EXERCISE DESCRIPTION »
For the material that follows, list every line containing the word "بترس".

DATASET ENTRIES »
>> start
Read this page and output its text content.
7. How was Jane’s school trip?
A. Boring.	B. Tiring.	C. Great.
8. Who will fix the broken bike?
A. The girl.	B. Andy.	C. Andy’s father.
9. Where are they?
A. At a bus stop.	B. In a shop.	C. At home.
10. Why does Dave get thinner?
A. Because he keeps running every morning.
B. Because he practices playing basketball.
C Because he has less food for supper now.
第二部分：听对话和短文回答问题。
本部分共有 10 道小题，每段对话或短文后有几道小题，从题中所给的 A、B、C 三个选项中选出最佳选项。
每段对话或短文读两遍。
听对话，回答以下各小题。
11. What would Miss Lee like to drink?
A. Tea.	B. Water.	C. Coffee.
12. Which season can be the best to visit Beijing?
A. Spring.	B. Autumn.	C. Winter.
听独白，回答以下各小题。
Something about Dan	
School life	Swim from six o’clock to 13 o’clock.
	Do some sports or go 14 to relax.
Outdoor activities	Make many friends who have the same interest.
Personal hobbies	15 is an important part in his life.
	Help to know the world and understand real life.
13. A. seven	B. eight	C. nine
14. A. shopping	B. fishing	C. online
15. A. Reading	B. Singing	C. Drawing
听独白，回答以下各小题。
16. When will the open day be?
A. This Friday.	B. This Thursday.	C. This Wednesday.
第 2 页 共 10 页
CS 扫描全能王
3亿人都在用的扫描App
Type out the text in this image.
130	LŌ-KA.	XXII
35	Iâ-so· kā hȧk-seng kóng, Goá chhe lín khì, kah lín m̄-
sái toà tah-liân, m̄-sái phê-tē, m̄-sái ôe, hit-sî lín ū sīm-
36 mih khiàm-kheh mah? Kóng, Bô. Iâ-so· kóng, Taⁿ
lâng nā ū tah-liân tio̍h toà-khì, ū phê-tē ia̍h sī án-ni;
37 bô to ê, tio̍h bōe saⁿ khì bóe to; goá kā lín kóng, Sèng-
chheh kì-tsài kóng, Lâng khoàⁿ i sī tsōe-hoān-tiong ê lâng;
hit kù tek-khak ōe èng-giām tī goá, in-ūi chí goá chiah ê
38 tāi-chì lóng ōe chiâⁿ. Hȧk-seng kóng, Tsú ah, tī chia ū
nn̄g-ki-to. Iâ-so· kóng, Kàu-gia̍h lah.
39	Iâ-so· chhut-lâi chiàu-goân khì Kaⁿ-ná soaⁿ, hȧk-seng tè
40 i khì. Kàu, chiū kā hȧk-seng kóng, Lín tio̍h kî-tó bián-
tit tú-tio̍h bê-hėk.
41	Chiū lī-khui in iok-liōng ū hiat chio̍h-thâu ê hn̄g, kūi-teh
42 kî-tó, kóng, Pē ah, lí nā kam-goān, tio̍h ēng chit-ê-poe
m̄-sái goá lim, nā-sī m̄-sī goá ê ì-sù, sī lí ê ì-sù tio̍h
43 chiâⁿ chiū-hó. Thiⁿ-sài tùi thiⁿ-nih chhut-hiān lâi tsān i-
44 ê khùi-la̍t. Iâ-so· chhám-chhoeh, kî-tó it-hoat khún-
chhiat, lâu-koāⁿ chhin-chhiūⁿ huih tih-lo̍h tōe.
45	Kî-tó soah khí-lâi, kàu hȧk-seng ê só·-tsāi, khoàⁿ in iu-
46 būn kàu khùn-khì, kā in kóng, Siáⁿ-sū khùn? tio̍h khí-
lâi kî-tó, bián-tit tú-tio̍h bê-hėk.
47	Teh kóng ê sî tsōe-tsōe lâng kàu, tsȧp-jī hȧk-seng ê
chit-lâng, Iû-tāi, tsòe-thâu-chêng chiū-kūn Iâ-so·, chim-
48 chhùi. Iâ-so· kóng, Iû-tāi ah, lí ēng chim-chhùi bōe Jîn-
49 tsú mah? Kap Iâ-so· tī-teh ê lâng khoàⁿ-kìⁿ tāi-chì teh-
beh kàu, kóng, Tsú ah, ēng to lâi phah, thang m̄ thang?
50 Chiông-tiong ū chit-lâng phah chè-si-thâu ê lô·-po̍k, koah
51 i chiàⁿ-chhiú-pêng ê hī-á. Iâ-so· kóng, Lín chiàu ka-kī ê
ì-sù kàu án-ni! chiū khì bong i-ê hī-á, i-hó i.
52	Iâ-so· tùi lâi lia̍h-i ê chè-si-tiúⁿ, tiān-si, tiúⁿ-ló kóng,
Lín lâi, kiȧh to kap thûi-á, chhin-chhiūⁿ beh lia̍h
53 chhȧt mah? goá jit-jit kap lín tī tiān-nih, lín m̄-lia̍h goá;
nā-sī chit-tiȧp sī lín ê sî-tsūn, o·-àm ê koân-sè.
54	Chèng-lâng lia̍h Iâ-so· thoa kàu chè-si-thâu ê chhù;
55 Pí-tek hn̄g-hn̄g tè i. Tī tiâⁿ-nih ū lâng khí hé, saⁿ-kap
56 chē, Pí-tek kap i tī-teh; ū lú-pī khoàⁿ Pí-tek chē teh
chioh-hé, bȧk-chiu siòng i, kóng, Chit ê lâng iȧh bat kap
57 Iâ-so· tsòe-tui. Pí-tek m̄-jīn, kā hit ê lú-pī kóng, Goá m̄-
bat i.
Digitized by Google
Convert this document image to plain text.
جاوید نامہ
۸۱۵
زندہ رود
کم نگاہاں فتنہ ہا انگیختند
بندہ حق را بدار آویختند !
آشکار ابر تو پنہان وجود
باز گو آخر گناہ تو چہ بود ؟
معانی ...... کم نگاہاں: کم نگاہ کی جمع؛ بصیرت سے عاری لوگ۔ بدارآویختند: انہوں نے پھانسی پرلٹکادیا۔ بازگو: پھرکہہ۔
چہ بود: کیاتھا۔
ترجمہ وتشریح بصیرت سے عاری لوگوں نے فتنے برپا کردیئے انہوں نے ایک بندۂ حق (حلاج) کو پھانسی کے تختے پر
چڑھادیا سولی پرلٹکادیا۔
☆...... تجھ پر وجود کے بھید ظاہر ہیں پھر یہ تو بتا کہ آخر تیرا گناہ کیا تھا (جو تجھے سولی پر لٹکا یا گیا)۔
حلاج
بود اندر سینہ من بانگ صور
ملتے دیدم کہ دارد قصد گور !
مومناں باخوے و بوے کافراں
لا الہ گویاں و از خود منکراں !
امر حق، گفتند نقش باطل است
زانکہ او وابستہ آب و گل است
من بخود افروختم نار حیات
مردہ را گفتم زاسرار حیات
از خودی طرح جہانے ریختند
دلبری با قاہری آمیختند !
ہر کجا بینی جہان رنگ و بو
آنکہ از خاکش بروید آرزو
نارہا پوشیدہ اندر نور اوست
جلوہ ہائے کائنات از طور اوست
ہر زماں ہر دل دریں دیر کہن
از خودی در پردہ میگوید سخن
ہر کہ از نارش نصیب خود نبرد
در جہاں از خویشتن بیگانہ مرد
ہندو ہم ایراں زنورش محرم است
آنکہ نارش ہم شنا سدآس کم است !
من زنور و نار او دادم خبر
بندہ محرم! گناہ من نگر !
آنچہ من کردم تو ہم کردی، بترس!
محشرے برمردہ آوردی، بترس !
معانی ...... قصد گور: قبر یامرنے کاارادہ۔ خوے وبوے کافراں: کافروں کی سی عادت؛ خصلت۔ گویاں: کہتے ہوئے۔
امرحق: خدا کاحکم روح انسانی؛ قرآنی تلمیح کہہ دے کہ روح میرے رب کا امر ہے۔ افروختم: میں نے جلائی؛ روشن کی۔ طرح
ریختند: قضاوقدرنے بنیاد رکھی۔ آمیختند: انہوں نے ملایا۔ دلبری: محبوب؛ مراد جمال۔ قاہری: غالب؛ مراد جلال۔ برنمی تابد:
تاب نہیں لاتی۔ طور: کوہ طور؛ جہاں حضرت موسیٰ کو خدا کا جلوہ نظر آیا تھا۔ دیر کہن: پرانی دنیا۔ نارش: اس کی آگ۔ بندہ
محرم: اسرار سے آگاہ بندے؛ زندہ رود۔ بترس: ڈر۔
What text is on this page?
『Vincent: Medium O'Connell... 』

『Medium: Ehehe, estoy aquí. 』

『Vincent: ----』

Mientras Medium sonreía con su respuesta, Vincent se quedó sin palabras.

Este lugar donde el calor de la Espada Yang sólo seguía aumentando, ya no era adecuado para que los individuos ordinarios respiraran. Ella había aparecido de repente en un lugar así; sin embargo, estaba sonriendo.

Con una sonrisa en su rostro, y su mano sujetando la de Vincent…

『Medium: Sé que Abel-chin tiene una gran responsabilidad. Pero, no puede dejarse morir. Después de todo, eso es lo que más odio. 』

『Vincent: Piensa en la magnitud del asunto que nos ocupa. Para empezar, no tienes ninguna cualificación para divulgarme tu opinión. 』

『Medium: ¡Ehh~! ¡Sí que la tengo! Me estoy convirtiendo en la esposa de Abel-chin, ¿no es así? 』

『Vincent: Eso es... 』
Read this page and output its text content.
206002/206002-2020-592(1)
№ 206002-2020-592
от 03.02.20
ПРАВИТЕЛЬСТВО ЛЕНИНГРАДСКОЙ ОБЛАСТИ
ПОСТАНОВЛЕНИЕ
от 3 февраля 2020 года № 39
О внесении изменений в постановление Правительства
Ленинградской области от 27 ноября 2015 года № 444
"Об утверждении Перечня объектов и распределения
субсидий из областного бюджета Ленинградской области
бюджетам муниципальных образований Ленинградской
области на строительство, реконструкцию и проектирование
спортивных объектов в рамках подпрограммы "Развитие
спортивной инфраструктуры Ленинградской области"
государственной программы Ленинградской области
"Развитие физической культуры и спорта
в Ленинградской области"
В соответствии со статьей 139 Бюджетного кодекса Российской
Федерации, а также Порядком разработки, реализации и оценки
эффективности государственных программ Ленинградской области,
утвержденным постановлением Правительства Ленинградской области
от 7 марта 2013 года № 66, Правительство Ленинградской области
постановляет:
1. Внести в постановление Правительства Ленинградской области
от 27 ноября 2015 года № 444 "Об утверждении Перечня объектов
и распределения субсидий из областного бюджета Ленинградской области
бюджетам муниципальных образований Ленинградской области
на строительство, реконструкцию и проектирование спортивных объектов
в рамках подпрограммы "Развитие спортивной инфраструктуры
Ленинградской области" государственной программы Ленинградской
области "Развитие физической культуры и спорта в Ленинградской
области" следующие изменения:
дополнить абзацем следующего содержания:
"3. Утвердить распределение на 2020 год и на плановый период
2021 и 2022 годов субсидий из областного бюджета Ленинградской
>> end
THE OUTPUT »
آنچہ من کردم تو ہم کردی، بترس!
محشرے برمردہ آوردی، بترس !
محرم: اسرار سے آگاہ بندے؛ زندہ رود۔ بترس: ڈر۔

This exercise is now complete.